### Description of the task
What follows is a block of records; restate each one word for word.

Items from a data source:
┏━━

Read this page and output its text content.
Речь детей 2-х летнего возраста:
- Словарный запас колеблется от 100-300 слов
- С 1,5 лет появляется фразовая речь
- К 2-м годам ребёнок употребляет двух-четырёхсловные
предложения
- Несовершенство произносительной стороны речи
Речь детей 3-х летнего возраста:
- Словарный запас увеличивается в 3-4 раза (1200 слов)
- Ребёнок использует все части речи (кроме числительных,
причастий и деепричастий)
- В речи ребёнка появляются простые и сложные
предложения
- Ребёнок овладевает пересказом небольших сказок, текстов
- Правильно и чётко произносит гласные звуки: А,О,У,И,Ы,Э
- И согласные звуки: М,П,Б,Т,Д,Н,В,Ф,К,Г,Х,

┗━━

### Finished task
Read this page and output its text content.
Речь детей 2-х летнего возраста:
- Словарный запас колеблется от 100-300 слов
- С 1,5 лет появляется фразовая речь
- К 2-м годам ребёнок употребляет двух-четырёхсловные
предложения
- Несовершенство произносительной стороны речи
Речь детей 3-х летнего возраста:
- Словарный запас увеличивается в 3-4 раза (1200 слов)
- Ребёнок использует все части речи (кроме числительных,
причастий и деепричастий)
- В речи ребёнка появляются простые и сложные
предложения
- Ребёнок овладевает пересказом небольших сказок, текстов
- Правильно и чётко произносит гласные звуки: А,О,У,И,Ы,Э
- И согласные звуки: М,П,Б,Т,Д,Н,В,Ф,К,Г,Х,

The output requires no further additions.